**EXERCISE**:
What follows is a set of records, each of which is to be written out exactly.

Stored data entries
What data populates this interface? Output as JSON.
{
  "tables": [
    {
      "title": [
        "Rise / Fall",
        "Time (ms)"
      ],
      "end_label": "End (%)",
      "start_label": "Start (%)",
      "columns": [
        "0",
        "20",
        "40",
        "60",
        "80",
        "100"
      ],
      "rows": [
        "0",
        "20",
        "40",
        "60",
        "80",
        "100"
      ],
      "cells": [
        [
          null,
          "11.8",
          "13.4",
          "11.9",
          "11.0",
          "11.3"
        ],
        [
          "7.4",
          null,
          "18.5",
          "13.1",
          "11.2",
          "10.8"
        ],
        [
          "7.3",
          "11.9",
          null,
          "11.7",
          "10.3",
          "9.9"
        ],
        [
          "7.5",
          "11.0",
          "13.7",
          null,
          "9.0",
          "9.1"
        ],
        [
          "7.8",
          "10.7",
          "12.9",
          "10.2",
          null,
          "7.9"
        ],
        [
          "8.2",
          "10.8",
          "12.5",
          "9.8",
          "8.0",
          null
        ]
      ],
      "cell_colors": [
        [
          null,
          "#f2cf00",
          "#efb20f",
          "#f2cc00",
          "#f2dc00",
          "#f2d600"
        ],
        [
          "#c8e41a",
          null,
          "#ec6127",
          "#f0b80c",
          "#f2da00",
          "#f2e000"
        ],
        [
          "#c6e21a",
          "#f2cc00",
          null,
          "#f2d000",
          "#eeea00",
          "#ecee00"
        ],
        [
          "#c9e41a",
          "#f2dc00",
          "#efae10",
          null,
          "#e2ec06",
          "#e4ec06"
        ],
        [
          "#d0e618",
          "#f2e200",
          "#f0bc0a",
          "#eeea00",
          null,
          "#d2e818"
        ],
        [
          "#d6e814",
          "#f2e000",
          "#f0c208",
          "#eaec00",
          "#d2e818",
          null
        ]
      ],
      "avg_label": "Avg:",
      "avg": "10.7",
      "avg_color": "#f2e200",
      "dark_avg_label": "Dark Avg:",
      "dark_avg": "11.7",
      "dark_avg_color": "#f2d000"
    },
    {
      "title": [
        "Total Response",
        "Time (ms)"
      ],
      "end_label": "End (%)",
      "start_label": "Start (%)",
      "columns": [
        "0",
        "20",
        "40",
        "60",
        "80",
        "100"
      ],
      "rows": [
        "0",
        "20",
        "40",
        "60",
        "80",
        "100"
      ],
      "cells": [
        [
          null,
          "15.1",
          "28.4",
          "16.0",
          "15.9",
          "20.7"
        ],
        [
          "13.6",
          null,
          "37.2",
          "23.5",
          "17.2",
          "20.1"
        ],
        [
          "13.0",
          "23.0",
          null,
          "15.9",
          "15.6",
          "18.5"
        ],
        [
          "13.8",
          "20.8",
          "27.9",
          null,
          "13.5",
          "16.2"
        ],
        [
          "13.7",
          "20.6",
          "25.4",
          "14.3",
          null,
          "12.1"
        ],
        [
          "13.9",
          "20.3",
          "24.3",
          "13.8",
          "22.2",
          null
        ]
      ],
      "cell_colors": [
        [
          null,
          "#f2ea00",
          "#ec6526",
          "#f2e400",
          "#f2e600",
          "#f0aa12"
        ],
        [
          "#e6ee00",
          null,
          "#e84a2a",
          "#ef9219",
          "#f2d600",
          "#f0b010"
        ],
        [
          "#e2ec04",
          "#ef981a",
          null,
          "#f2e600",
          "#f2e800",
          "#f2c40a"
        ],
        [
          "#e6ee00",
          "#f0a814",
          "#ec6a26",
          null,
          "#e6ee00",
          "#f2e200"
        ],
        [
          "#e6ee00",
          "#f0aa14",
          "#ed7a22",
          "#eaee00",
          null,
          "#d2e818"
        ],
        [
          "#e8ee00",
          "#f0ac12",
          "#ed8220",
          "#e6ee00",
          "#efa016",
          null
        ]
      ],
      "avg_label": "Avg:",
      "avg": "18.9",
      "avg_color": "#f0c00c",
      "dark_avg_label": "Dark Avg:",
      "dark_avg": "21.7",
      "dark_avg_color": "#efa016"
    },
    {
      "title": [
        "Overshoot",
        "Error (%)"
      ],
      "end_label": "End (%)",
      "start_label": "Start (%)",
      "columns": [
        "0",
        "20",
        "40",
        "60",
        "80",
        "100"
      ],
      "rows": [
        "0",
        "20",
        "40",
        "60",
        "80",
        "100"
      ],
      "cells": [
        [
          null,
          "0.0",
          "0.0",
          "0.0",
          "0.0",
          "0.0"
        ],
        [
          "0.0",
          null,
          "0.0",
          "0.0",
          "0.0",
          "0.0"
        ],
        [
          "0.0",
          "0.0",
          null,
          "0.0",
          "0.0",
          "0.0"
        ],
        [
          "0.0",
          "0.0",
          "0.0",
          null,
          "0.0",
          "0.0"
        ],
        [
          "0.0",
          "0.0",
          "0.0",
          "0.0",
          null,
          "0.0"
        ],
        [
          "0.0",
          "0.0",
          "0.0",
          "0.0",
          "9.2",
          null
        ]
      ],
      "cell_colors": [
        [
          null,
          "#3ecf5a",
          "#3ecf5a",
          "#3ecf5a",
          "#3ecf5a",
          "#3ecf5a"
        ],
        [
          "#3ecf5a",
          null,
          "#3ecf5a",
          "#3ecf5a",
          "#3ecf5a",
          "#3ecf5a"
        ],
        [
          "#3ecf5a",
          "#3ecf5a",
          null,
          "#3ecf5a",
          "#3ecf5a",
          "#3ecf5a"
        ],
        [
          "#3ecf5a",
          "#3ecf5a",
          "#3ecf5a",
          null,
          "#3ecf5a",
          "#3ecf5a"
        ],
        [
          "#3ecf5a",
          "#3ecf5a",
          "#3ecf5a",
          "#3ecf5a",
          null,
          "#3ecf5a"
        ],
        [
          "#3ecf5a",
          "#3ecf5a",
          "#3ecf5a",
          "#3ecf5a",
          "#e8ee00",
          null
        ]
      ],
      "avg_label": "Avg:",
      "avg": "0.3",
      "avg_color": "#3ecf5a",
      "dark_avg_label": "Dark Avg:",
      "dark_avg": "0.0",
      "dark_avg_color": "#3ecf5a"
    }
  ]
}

**COMPLETED TASK**:
What data populates this interface? Output as JSON.
{
  "tables": [
    {
      "title": [
        "Rise / Fall",
        "Time (ms)"
      ],
      "end_label": "End (%)",
      "start_label": "Start (%)",
      "columns": [
        "0",
        "20",
        "40",
        "60",
        "80",
        "100"
      ],
      "rows": [
        "0",
        "20",
        "40",
        "60",
        "80",
        "100"
      ],
      "cells": [
        [
          null,
          "11.8",
          "13.4",
          "11.9",
          "11.0",
          "11.3"
        ],
        [
          "7.4",
          null,
          "18.5",
          "13.1",
          "11.2",
          "10.8"
        ],
        [
          "7.3",
          "11.9",
          null,
          "11.7",
          "10.3",
          "9.9"
        ],
        [
          "7.5",
          "11.0",
          "13.7",
          null,
          "9.0",
          "9.1"
        ],
        [
          "7.8",
          "10.7",
          "12.9",
          "10.2",
          null,
          "7.9"
        ],
        [
          "8.2",
          "10.8",
          "12.5",
          "9.8",
          "8.0",
          null
        ]
      ],
      "cell_colors": [
        [
          null,
          "#f2cf00",
          "#efb20f",
          "#f2cc00",
          "#f2dc00",
          "#f2d600"
        ],
        [
          "#c8e41a",
          null,
          "#ec6127",
          "#f0b80c",
          "#f2da00",
          "#f2e000"
        ],
        [
          "#c6e21a",
          "#f2cc00",
          null,
          "#f2d000",
          "#eeea00",
          "#ecee00"
        ],
        [
          "#c9e41a",
          "#f2dc00",
          "#efae10",
          null,
          "#e2ec06",
          "#e4ec06"
        ],
        [
          "#d0e618",
          "#f2e200",
          "#f0bc0a",
          "#eeea00",
          null,
          "#d2e818"
        ],
        [
          "#d6e814",
          "#f2e000",
          "#f0c208",
          "#eaec00",
          "#d2e818",
          null
        ]
      ],
      "avg_label": "Avg:",
      "avg": "10.7",
      "avg_color": "#f2e200",
      "dark_avg_label": "Dark Avg:",
      "dark_avg": "11.7",
      "dark_avg_color": "#f2d000"
    },
    {
      "title": [
        "Total Response",
        "Time (ms)"
      ],
      "end_label": "End (%)",
      "start_label": "Start (%)",
      "columns": [
        "0",
        "20",
        "40",
        "60",
        "80",
        "100"
      ],
      "rows": [
        "0",
        "20",
        "40",
        "60",
        "80",
        "100"
      ],
      "cells": [
        [
          null,
          "15.1",
          "28.4",
          "16.0",
          "15.9",
          "20.7"
        ],
        [
          "13.6",
          null,
          "37.2",
          "23.5",
          "17.2",
          "20.1"
        ],
        [
          "13.0",
          "23.0",
          null,
          "15.9",
          "15.6",
          "18.5"
        ],
        [
          "13.8",
          "20.8",
          "27.9",
          null,
          "13.5",
          "16.2"
        ],
        [
          "13.7",
          "20.6",
          "25.4",
          "14.3",
          null,
          "12.1"
        ],
        [
          "13.9",
          "20.3",
          "24.3",
          "13.8",
          "22.2",
          null
        ]
      ],
      "cell_colors": [
        [
          null,
          "#f2ea00",
          "#ec6526",
          "#f2e400",
          "#f2e600",
          "#f0aa12"
        ],
        [
          "#e6ee00",
          null,
          "#e84a2a",
          "#ef9219",
          "#f2d600",
          "#f0b010"
        ],
        [
          "#e2ec04",
          "#ef981a",
          null,
          "#f2e600",
          "#f2e800",
          "#f2c40a"
        ],
        [
          "#e6ee00",
          "#f0a814",
          "#ec6a26",
          null,
          "#e6ee00",
          "#f2e200"
        ],
        [
          "#e6ee00",
          "#f0aa14",
          "#ed7a22",
          "#eaee00",
          null,
          "#d2e818"
        ],
        [
          "#e8ee00",
          "#f0ac12",
          "#ed8220",
          "#e6ee00",
          "#efa016",
          null
        ]
      ],
      "avg_label": "Avg:",
      "avg": "18.9",
      "avg_color": "#f0c00c",
      "dark_avg_label": "Dark Avg:",
      "dark_avg": "21.7",
      "dark_avg_color": "#efa016"
    },
    {
      "title": [
        "Overshoot",
        "Error (%)"
      ],
      "end_label": "End (%)",
      "start_label": "Start (%)",
      "columns": [
        "0",
        "20",
        "40",
        "60",
        "80",
        "100"
      ],
      "rows": [
        "0",
        "20",
        "40",
        "60",
        "80",
        "100"
      ],
      "cells": [
        [
          null,
          "0.0",
          "0.0",
          "0.0",
          "0.0",
          "0.0"
        ],
        [
          "0.0",
          null,
          "0.0",
          "0.0",
          "0.0",
          "0.0"
        ],
        [
          "0.0",
          "0.0",
          null,
          "0.0",
          "0.0",
          "0.0"
        ],
        [
          "0.0",
          "0.0",
          "0.0",
          null,
          "0.0",
          "0.0"
        ],
        [
          "0.0",
          "0.0",
          "0.0",
          "0.0",
          null,
          "0.0"
        ],
        [
          "0.0",
          "0.0",
          "0.0",
          "0.0",
          "9.2",
          null
        ]
      ],
      "cell_colors": [
        [
          null,
          "#3ecf5a",
          "#3ecf5a",
          "#3ecf5a",
          "#3ecf5a",
          "#3ecf5a"
        ],
        [
          "#3ecf5a",
          null,
          "#3ecf5a",
          "#3ecf5a",
          "#3ecf5a",
          "#3ecf5a"
        ],
        [
          "#3ecf5a",
          "#3ecf5a",
          null,
          "#3ecf5a",
          "#3ecf5a",
          "#3ecf5a"
        ],
        [
          "#3ecf5a",
          "#3ecf5a",
          "#3ecf5a",
          null,
          "#3ecf5a",
          "#3ecf5a"
        ],
        [
          "#3ecf5a",
          "#3ecf5a",
          "#3ecf5a",
          "#3ecf5a",
          null,
          "#3ecf5a"
        ],
        [
          "#3ecf5a",
          "#3ecf5a",
          "#3ecf5a",
          "#3ecf5a",
          "#e8ee00",
          null
        ]
      ],
      "avg_label": "Avg:",
      "avg": "0.3",
      "avg_color": "#3ecf5a",
      "dark_avg_label": "Dark Avg:",
      "dark_avg": "0.0",
      "dark_avg_color": "#3ecf5a"
    }
  ]
}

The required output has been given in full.